The problem –
Tally the lines containing the word "Swiss" and give the total alone.

Entries –
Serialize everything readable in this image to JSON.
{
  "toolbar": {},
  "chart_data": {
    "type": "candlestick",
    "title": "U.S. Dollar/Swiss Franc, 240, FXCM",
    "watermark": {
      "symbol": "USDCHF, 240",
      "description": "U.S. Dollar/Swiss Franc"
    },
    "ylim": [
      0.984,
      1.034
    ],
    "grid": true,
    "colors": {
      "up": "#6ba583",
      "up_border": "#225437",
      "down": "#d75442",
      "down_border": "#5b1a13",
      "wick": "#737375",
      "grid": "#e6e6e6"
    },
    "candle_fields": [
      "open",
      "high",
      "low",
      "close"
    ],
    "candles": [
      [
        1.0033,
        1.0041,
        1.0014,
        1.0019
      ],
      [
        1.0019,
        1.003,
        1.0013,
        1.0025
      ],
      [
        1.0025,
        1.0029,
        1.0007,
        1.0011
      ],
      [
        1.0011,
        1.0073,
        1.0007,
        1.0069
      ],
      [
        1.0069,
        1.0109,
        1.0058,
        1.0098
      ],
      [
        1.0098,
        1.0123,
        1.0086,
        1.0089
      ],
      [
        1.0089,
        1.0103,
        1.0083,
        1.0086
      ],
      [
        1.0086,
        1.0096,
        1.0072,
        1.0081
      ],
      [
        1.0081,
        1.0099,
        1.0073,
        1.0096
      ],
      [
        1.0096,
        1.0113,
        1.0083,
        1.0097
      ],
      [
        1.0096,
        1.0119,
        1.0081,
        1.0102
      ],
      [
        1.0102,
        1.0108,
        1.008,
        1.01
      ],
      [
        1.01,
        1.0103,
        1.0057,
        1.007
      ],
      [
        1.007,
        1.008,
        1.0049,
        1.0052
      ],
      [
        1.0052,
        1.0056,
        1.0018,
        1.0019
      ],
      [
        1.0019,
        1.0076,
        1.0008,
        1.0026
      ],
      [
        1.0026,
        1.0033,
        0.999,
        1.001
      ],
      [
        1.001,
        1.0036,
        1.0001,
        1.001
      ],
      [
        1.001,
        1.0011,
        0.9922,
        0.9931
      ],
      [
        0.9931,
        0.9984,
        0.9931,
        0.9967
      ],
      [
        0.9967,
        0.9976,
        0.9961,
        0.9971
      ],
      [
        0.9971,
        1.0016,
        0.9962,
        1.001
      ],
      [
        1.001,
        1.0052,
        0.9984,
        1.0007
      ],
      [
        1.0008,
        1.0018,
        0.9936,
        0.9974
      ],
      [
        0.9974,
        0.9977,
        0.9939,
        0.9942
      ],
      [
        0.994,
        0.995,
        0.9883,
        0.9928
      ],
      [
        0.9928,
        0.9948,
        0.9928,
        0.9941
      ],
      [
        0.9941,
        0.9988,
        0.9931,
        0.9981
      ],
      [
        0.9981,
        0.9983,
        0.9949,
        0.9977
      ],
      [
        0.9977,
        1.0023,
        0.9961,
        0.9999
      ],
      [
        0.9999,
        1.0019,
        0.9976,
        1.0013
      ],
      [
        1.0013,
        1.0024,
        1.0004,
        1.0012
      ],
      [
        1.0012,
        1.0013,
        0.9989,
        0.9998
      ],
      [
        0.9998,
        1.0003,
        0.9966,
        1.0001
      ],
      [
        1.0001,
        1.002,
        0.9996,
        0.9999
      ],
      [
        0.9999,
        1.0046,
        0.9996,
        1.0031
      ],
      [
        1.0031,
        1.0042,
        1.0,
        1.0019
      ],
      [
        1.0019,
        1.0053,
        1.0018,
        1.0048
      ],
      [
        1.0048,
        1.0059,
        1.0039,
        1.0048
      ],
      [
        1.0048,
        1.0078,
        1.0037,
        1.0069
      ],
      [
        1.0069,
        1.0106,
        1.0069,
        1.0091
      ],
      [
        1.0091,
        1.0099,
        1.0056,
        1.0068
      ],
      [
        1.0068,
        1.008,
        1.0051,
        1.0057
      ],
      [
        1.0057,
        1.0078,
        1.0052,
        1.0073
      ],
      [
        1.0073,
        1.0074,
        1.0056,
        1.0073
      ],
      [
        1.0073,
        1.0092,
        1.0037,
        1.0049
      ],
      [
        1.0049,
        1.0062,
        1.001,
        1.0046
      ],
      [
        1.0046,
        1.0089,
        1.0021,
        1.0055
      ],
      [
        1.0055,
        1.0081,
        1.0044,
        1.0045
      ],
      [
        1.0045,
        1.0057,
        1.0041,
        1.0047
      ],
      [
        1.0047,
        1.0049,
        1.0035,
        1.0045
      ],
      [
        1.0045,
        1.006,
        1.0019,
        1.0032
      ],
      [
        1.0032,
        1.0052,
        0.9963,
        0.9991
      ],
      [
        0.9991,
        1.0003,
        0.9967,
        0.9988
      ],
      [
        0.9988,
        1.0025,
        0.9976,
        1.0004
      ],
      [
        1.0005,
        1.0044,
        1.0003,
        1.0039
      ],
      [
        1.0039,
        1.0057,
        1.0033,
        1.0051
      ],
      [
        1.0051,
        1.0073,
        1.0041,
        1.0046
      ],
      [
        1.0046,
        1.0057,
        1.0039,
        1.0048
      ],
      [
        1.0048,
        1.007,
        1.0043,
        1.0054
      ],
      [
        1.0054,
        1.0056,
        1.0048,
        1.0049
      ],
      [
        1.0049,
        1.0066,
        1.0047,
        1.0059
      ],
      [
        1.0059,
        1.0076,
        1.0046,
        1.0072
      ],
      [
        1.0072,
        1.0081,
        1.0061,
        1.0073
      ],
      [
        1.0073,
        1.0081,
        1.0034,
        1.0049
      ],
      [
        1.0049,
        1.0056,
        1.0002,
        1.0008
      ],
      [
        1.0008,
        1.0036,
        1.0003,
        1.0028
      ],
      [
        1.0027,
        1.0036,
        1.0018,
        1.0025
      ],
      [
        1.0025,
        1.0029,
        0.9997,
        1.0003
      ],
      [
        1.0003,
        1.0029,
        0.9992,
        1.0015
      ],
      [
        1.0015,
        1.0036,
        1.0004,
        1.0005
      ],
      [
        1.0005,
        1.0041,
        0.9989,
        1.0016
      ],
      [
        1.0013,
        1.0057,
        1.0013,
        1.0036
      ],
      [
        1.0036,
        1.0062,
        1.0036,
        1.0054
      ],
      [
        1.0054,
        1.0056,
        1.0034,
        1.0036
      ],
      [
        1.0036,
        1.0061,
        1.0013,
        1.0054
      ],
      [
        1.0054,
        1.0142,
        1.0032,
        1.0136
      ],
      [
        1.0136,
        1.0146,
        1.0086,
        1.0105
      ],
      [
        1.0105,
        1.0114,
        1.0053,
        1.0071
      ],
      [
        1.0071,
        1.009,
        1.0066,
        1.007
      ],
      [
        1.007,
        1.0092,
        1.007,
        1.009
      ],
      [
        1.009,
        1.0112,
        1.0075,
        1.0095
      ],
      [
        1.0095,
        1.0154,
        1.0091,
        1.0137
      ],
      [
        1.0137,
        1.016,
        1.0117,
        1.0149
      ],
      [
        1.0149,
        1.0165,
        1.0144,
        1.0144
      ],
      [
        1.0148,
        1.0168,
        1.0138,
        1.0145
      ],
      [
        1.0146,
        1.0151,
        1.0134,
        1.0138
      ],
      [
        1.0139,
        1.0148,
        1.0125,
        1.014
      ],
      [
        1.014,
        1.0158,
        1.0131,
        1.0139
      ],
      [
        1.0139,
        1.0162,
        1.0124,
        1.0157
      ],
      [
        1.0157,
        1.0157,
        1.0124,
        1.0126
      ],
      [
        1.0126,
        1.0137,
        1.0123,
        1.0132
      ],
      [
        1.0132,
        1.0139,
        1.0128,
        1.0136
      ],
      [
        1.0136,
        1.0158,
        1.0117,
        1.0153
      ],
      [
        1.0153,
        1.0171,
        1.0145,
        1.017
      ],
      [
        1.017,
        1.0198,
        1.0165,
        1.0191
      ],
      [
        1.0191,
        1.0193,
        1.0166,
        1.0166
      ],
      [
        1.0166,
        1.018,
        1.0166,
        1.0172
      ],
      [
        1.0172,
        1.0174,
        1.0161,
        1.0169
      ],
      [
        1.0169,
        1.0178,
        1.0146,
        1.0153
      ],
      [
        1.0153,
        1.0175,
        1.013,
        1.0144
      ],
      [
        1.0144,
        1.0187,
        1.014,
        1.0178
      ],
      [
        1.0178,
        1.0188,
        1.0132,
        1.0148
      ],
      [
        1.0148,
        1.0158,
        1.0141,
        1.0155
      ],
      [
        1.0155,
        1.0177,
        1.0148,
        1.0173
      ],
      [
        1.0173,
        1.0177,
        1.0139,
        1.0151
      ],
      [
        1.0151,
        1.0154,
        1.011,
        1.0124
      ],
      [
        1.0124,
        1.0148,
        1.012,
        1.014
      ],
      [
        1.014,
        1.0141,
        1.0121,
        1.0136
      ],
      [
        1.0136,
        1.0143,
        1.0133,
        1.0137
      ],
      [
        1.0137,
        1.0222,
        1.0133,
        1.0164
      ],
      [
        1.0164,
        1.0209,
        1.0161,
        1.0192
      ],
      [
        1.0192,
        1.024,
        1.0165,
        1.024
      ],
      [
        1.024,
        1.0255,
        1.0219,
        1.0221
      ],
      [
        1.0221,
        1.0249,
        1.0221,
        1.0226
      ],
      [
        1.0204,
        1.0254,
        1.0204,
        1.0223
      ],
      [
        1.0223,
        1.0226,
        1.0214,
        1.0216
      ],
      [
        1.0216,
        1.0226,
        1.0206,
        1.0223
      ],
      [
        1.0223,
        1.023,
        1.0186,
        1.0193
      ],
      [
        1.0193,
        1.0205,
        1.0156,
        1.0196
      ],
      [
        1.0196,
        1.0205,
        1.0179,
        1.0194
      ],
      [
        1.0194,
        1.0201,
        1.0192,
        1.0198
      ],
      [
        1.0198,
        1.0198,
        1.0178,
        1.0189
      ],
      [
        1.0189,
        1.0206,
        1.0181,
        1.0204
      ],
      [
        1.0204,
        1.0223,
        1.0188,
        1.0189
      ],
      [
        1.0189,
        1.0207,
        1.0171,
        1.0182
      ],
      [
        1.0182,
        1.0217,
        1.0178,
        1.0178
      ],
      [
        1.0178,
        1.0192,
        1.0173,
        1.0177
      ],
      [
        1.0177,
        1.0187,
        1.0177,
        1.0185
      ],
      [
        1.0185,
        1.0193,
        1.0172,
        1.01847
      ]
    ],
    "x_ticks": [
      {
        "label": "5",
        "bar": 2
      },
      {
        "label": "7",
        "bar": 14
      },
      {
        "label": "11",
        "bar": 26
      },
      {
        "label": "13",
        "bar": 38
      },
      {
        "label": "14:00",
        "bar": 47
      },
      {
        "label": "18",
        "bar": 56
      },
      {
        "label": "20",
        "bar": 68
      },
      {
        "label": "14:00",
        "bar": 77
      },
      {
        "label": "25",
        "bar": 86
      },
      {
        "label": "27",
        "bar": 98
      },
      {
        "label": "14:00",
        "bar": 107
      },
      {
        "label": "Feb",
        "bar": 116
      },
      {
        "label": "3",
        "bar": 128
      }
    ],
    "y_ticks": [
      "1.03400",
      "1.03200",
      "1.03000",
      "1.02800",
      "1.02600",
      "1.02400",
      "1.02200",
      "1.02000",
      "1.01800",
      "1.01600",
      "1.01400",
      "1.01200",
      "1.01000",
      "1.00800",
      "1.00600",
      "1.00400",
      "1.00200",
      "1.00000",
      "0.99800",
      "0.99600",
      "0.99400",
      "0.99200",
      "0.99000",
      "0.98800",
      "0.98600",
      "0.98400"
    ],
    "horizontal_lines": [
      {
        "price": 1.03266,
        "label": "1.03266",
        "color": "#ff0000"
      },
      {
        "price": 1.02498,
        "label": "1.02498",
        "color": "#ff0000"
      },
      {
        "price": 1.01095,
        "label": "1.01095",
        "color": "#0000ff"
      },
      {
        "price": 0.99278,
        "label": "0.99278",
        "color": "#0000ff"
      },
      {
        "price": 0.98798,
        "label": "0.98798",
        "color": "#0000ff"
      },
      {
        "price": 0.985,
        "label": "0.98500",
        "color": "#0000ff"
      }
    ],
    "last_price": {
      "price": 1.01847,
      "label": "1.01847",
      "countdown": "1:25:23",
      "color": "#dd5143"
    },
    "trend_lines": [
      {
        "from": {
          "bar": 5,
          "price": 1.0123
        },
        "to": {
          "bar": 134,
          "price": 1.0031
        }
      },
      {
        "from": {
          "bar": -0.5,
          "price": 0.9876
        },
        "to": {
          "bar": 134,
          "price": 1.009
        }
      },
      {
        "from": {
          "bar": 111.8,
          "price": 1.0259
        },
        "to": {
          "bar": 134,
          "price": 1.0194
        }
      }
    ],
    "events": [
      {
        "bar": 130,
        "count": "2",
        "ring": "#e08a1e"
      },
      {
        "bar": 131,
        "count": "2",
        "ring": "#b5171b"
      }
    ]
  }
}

Finished task –
2